Task to complete | Reproduce the whole listing, character for character.
[start of Available data]
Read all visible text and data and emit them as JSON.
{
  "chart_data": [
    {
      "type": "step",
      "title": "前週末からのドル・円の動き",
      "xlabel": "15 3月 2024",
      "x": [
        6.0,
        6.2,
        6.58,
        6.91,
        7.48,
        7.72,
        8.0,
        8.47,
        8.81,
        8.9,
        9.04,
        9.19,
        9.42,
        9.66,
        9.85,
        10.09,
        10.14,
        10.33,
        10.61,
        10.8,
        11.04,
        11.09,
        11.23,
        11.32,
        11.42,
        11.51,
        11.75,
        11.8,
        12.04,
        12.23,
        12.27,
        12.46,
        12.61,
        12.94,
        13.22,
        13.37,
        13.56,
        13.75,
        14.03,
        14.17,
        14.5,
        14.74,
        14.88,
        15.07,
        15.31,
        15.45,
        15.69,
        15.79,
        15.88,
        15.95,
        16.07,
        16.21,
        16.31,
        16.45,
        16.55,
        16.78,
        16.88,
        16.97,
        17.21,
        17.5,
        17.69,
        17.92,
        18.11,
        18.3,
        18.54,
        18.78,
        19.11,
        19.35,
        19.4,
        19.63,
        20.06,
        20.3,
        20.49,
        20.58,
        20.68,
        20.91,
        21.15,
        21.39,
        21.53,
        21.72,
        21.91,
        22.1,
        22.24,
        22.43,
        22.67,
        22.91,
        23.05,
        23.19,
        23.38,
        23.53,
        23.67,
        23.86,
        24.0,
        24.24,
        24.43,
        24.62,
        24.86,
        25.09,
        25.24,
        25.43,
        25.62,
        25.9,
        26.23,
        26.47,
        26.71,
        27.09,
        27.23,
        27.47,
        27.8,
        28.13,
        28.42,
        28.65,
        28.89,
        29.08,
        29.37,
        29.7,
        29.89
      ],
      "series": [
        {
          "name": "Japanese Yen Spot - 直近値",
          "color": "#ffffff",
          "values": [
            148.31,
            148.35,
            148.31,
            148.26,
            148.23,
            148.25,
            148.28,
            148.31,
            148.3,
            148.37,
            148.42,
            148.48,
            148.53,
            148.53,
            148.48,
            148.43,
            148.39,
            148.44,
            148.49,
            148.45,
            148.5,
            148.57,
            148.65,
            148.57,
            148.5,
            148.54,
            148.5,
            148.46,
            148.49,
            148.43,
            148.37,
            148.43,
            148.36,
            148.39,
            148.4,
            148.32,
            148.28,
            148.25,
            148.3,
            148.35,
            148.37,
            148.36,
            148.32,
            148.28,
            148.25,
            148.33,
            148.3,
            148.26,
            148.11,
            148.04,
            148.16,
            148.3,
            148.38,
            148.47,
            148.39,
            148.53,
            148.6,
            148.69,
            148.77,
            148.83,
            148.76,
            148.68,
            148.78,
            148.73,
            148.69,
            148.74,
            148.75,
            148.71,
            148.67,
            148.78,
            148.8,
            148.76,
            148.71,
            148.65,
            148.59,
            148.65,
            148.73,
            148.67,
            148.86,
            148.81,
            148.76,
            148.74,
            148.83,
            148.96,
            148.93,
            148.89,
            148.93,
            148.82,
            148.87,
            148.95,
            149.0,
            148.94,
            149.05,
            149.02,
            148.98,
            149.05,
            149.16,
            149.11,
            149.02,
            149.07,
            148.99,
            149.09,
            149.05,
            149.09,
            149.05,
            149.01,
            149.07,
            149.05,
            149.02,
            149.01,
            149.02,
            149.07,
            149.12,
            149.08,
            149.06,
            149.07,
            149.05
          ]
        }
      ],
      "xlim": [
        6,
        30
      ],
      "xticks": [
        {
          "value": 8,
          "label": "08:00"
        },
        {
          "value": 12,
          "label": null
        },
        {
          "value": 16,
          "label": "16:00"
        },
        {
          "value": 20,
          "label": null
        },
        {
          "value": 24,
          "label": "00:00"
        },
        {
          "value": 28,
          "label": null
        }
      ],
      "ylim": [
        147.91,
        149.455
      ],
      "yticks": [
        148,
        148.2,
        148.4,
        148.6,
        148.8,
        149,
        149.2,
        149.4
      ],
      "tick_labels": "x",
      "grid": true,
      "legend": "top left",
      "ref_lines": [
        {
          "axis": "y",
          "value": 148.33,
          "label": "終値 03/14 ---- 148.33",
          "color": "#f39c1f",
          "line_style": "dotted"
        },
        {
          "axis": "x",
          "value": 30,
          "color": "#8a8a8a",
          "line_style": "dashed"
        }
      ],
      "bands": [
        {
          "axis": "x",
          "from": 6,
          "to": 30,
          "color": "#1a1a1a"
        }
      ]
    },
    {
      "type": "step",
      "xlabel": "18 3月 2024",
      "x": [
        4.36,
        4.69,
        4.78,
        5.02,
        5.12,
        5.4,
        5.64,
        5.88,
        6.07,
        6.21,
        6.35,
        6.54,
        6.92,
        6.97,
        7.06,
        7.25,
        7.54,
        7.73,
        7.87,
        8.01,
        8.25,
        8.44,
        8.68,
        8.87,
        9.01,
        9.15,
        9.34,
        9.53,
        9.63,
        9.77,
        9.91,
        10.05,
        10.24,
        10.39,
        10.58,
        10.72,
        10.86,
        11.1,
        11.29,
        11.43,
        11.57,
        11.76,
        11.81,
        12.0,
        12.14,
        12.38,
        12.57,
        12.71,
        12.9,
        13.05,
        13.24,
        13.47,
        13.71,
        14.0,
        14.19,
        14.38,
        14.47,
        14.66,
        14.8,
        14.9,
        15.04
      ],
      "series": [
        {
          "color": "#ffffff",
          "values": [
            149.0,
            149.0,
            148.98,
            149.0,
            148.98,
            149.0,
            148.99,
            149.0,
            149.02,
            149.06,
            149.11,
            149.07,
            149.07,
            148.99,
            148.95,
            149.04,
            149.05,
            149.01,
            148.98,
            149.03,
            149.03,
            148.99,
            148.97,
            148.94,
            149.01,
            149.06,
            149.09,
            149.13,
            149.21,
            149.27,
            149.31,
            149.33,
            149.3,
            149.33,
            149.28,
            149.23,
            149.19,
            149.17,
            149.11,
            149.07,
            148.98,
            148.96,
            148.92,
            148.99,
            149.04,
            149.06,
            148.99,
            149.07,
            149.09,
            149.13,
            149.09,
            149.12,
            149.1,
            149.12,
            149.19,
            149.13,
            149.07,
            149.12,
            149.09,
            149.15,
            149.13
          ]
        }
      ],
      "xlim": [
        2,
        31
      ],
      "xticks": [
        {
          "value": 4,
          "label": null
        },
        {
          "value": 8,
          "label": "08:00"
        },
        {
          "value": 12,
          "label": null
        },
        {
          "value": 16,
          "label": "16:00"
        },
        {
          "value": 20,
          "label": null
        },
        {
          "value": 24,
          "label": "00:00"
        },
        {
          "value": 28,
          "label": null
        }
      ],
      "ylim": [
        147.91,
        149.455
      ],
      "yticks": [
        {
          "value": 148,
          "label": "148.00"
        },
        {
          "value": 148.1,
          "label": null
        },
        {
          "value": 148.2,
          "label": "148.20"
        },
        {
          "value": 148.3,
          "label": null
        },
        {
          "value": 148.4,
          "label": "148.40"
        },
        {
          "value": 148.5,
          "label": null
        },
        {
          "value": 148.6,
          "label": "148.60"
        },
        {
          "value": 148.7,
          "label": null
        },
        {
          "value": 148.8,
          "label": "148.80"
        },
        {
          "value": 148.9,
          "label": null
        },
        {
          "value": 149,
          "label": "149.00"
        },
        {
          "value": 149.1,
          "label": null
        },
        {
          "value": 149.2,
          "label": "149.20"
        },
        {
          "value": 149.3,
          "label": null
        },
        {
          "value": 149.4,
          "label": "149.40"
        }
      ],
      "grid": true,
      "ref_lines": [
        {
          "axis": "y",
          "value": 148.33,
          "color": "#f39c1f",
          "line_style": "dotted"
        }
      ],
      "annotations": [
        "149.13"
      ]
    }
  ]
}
[end of Available data]
Written answer |
Read all visible text and data and emit them as JSON.
{
  "chart_data": [
    {
      "type": "step",
      "title": "前週末からのドル・円の動き",
      "xlabel": "15 3月 2024",
      "x": [
        6.0,
        6.2,
        6.58,
        6.91,
        7.48,
        7.72,
        8.0,
        8.47,
        8.81,
        8.9,
        9.04,
        9.19,
        9.42,
        9.66,
        9.85,
        10.09,
        10.14,
        10.33,
        10.61,
        10.8,
        11.04,
        11.09,
        11.23,
        11.32,
        11.42,
        11.51,
        11.75,
        11.8,
        12.04,
        12.23,
        12.27,
        12.46,
        12.61,
        12.94,
        13.22,
        13.37,
        13.56,
        13.75,
        14.03,
        14.17,
        14.5,
        14.74,
        14.88,
        15.07,
        15.31,
        15.45,
        15.69,
        15.79,
        15.88,
        15.95,
        16.07,
        16.21,
        16.31,
        16.45,
        16.55,
        16.78,
        16.88,
        16.97,
        17.21,
        17.5,
        17.69,
        17.92,
        18.11,
        18.3,
        18.54,
        18.78,
        19.11,
        19.35,
        19.4,
        19.63,
        20.06,
        20.3,
        20.49,
        20.58,
        20.68,
        20.91,
        21.15,
        21.39,
        21.53,
        21.72,
        21.91,
        22.1,
        22.24,
        22.43,
        22.67,
        22.91,
        23.05,
        23.19,
        23.38,
        23.53,
        23.67,
        23.86,
        24.0,
        24.24,
        24.43,
        24.62,
        24.86,
        25.09,
        25.24,
        25.43,
        25.62,
        25.9,
        26.23,
        26.47,
        26.71,
        27.09,
        27.23,
        27.47,
        27.8,
        28.13,
        28.42,
        28.65,
        28.89,
        29.08,
        29.37,
        29.7,
        29.89
      ],
      "series": [
        {
          "name": "Japanese Yen Spot - 直近値",
          "color": "#ffffff",
          "values": [
            148.31,
            148.35,
            148.31,
            148.26,
            148.23,
            148.25,
            148.28,
            148.31,
            148.3,
            148.37,
            148.42,
            148.48,
            148.53,
            148.53,
            148.48,
            148.43,
            148.39,
            148.44,
            148.49,
            148.45,
            148.5,
            148.57,
            148.65,
            148.57,
            148.5,
            148.54,
            148.5,
            148.46,
            148.49,
            148.43,
            148.37,
            148.43,
            148.36,
            148.39,
            148.4,
            148.32,
            148.28,
            148.25,
            148.3,
            148.35,
            148.37,
            148.36,
            148.32,
            148.28,
            148.25,
            148.33,
            148.3,
            148.26,
            148.11,
            148.04,
            148.16,
            148.3,
            148.38,
            148.47,
            148.39,
            148.53,
            148.6,
            148.69,
            148.77,
            148.83,
            148.76,
            148.68,
            148.78,
            148.73,
            148.69,
            148.74,
            148.75,
            148.71,
            148.67,
            148.78,
            148.8,
            148.76,
            148.71,
            148.65,
            148.59,
            148.65,
            148.73,
            148.67,
            148.86,
            148.81,
            148.76,
            148.74,
            148.83,
            148.96,
            148.93,
            148.89,
            148.93,
            148.82,
            148.87,
            148.95,
            149.0,
            148.94,
            149.05,
            149.02,
            148.98,
            149.05,
            149.16,
            149.11,
            149.02,
            149.07,
            148.99,
            149.09,
            149.05,
            149.09,
            149.05,
            149.01,
            149.07,
            149.05,
            149.02,
            149.01,
            149.02,
            149.07,
            149.12,
            149.08,
            149.06,
            149.07,
            149.05
          ]
        }
      ],
      "xlim": [
        6,
        30
      ],
      "xticks": [
        {
          "value": 8,
          "label": "08:00"
        },
        {
          "value": 12,
          "label": null
        },
        {
          "value": 16,
          "label": "16:00"
        },
        {
          "value": 20,
          "label": null
        },
        {
          "value": 24,
          "label": "00:00"
        },
        {
          "value": 28,
          "label": null
        }
      ],
      "ylim": [
        147.91,
        149.455
      ],
      "yticks": [
        148,
        148.2,
        148.4,
        148.6,
        148.8,
        149,
        149.2,
        149.4
      ],
      "tick_labels": "x",
      "grid": true,
      "legend": "top left",
      "ref_lines": [
        {
          "axis": "y",
          "value": 148.33,
          "label": "終値 03/14 ---- 148.33",
          "color": "#f39c1f",
          "line_style": "dotted"
        },
        {
          "axis": "x",
          "value": 30,
          "color": "#8a8a8a",
          "line_style": "dashed"
        }
      ],
      "bands": [
        {
          "axis": "x",
          "from": 6,
          "to": 30,
          "color": "#1a1a1a"
        }
      ]
    },
    {
      "type": "step",
      "xlabel": "18 3月 2024",
      "x": [
        4.36,
        4.69,
        4.78,
        5.02,
        5.12,
        5.4,
        5.64,
        5.88,
        6.07,
        6.21,
        6.35,
        6.54,
        6.92,
        6.97,
        7.06,
        7.25,
        7.54,
        7.73,
        7.87,
        8.01,
        8.25,
        8.44,
        8.68,
        8.87,
        9.01,
        9.15,
        9.34,
        9.53,
        9.63,
        9.77,
        9.91,
        10.05,
        10.24,
        10.39,
        10.58,
        10.72,
        10.86,
        11.1,
        11.29,
        11.43,
        11.57,
        11.76,
        11.81,
        12.0,
        12.14,
        12.38,
        12.57,
        12.71,
        12.9,
        13.05,
        13.24,
        13.47,
        13.71,
        14.0,
        14.19,
        14.38,
        14.47,
        14.66,
        14.8,
        14.9,
        15.04
      ],
      "series": [
        {
          "color": "#ffffff",
          "values": [
            149.0,
            149.0,
            148.98,
            149.0,
            148.98,
            149.0,
            148.99,
            149.0,
            149.02,
            149.06,
            149.11,
            149.07,
            149.07,
            148.99,
            148.95,
            149.04,
            149.05,
            149.01,
            148.98,
            149.03,
            149.03,
            148.99,
            148.97,
            148.94,
            149.01,
            149.06,
            149.09,
            149.13,
            149.21,
            149.27,
            149.31,
            149.33,
            149.3,
            149.33,
            149.28,
            149.23,
            149.19,
            149.17,
            149.11,
            149.07,
            148.98,
            148.96,
            148.92,
            148.99,
            149.04,
            149.06,
            148.99,
            149.07,
            149.09,
            149.13,
            149.09,
            149.12,
            149.1,
            149.12,
            149.19,
            149.13,
            149.07,
            149.12,
            149.09,
            149.15,
            149.13
          ]
        }
      ],
      "xlim": [
        2,
        31
      ],
      "xticks": [
        {
          "value": 4,
          "label": null
        },
        {
          "value": 8,
          "label": "08:00"
        },
        {
          "value": 12,
          "label": null
        },
        {
          "value": 16,
          "label": "16:00"
        },
        {
          "value": 20,
          "label": null
        },
        {
          "value": 24,
          "label": "00:00"
        },
        {
          "value": 28,
          "label": null
        }
      ],
      "ylim": [
        147.91,
        149.455
      ],
      "yticks": [
        {
          "value": 148,
          "label": "148.00"
        },
        {
          "value": 148.1,
          "label": null
        },
        {
          "value": 148.2,
          "label": "148.20"
        },
        {
          "value": 148.3,
          "label": null
        },
        {
          "value": 148.4,
          "label": "148.40"
        },
        {
          "value": 148.5,
          "label": null
        },
        {
          "value": 148.6,
          "label": "148.60"
        },
        {
          "value": 148.7,
          "label": null
        },
        {
          "value": 148.8,
          "label": "148.80"
        },
        {
          "value": 148.9,
          "label": null
        },
        {
          "value": 149,
          "label": "149.00"
        },
        {
          "value": 149.1,
          "label": null
        },
        {
          "value": 149.2,
          "label": "149.20"
        },
        {
          "value": 149.3,
          "label": null
        },
        {
          "value": 149.4,
          "label": "149.40"
        }
      ],
      "grid": true,
      "ref_lines": [
        {
          "axis": "y",
          "value": 148.33,
          "color": "#f39c1f",
          "line_style": "dotted"
        }
      ],
      "annotations": [
        "149.13"
      ]
    }
  ]
}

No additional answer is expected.